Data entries
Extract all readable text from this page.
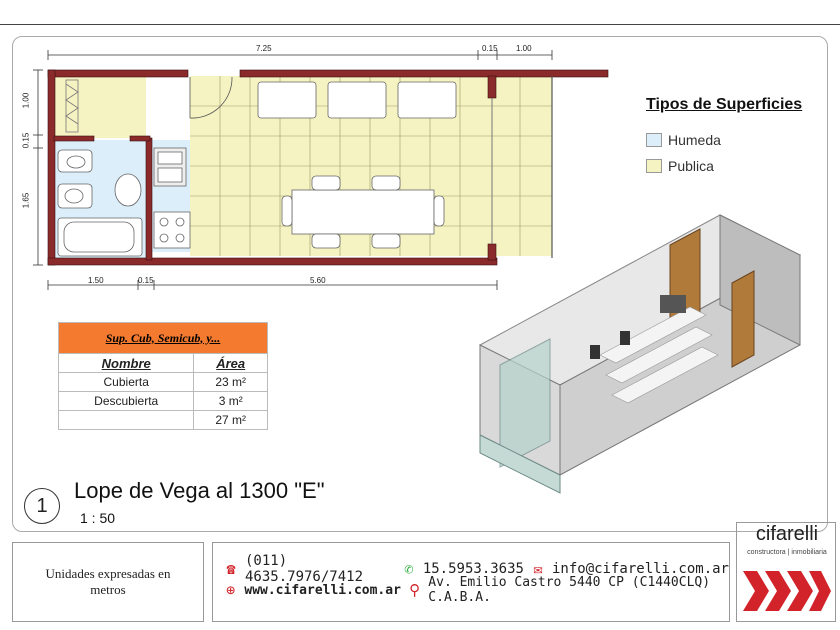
7.25	0.15 1.00
1.50	0.15	5.60
1.00
0.15
1.65
Tipos de Superficies
Humeda
Publica
Sup. Cub, Semicub, y...	
Nombre	Área
Cubierta	23 m²
Descubierta	3 m²
	27 m²
1
Lope de Vega al 1300 "E"
1 : 50
Unidades expresadas en metros
☎ (011) 4635.7976/7412	✆ 15.5953.3635 ✉ info@cifarelli.com.ar
⊕ www.cifarelli.com.ar ⚲ Av. Emilio Castro 5440 CP (C1440CLQ) C.A.B.A.
cifarelli
constructora | inmobiliaria
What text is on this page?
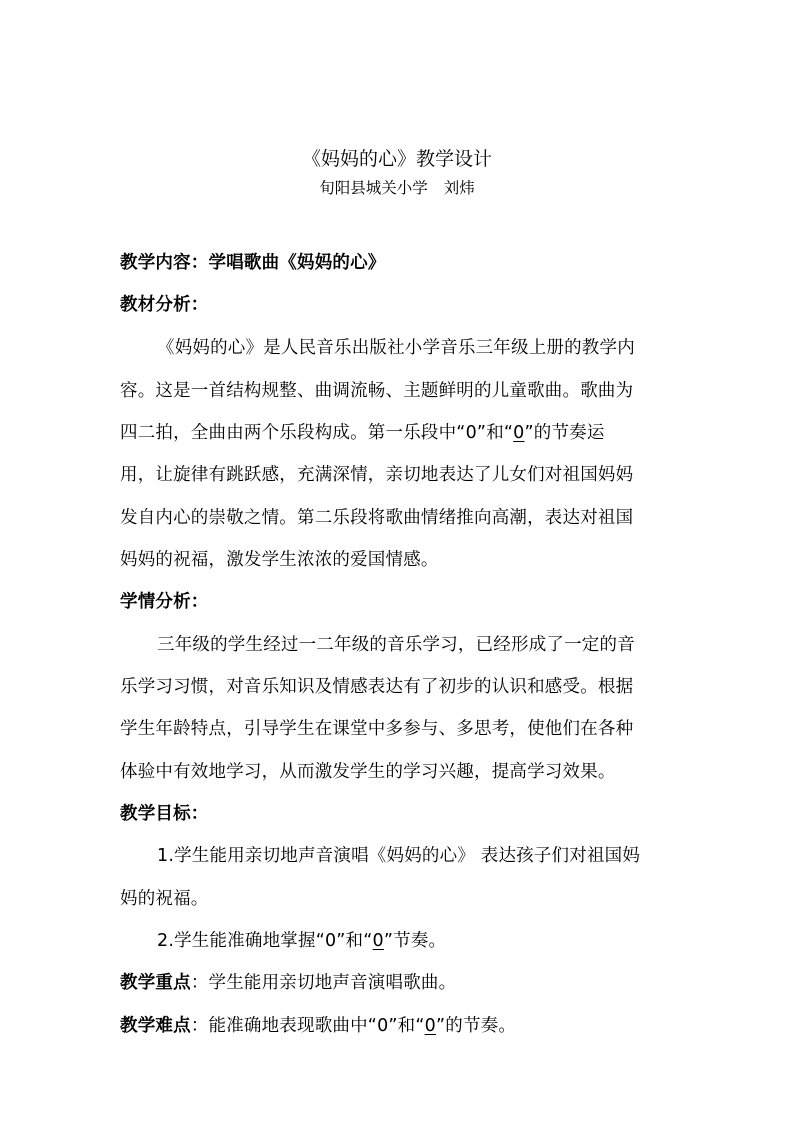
《妈妈的心》教学设计
旬阳县城关小学 刘炜
教学内容：学唱歌曲《妈妈的心》
教材分析：
《妈妈的心》是人民音乐出版社小学音乐三年级上册的教学内
容。这是一首结构规整、曲调流畅、主题鲜明的儿童歌曲。歌曲为
四二拍，全曲由两个乐段构成。第一乐段中“0”和“0”的节奏运
用，让旋律有跳跃感，充满深情，亲切地表达了儿女们对祖国妈妈
发自内心的崇敬之情。第二乐段将歌曲情绪推向高潮，表达对祖国
妈妈的祝福，激发学生浓浓的爱国情感。
学情分析：
三年级的学生经过一二年级的音乐学习，已经形成了一定的音
乐学习习惯，对音乐知识及情感表达有了初步的认识和感受。根据
学生年龄特点，引导学生在课堂中多参与、多思考，使他们在各种
体验中有效地学习，从而激发学生的学习兴趣，提高学习效果。
教学目标：
1.学生能用亲切地声音演唱《妈妈的心》 表达孩子们对祖国妈
妈的祝福。
2.学生能准确地掌握“0”和“0”节奏。
教学重点：学生能用亲切地声音演唱歌曲。
教学难点：能准确地表现歌曲中“0”和“0”的节奏。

The problem: Give the material again exactly as it is, but keep the pictures out.

Completed exercise:
Extract all readable text from this page.
7.25	0.15 1.00
1.50	0.15	5.60
1.00
0.15
1.65
Tipos de Superficies
Humeda
Publica
Sup. Cub, Semicub, y...	
Nombre	Área
Cubierta	23 m²
Descubierta	3 m²
	27 m²
1
Lope de Vega al 1300 "E"
1 : 50
Unidades expresadas en metros
☎ (011) 4635.7976/7412	✆ 15.5953.3635 ✉ info@cifarelli.com.ar
⊕ www.cifarelli.com.ar ⚲ Av. Emilio Castro 5440 CP (C1440CLQ) C.A.B.A.
cifarelli
constructora | inmobiliaria
What text is on this page?
《妈妈的心》教学设计
旬阳县城关小学 刘炜
教学内容：学唱歌曲《妈妈的心》
教材分析：
《妈妈的心》是人民音乐出版社小学音乐三年级上册的教学内
容。这是一首结构规整、曲调流畅、主题鲜明的儿童歌曲。歌曲为
四二拍，全曲由两个乐段构成。第一乐段中“0”和“0”的节奏运
用，让旋律有跳跃感，充满深情，亲切地表达了儿女们对祖国妈妈
发自内心的崇敬之情。第二乐段将歌曲情绪推向高潮，表达对祖国
妈妈的祝福，激发学生浓浓的爱国情感。
学情分析：
三年级的学生经过一二年级的音乐学习，已经形成了一定的音
乐学习习惯，对音乐知识及情感表达有了初步的认识和感受。根据
学生年龄特点，引导学生在课堂中多参与、多思考，使他们在各种
体验中有效地学习，从而激发学生的学习兴趣，提高学习效果。
教学目标：
1.学生能用亲切地声音演唱《妈妈的心》 表达孩子们对祖国妈
妈的祝福。
2.学生能准确地掌握“0”和“0”节奏。
教学重点：学生能用亲切地声音演唱歌曲。
教学难点：能准确地表现歌曲中“0”和“0”的节奏。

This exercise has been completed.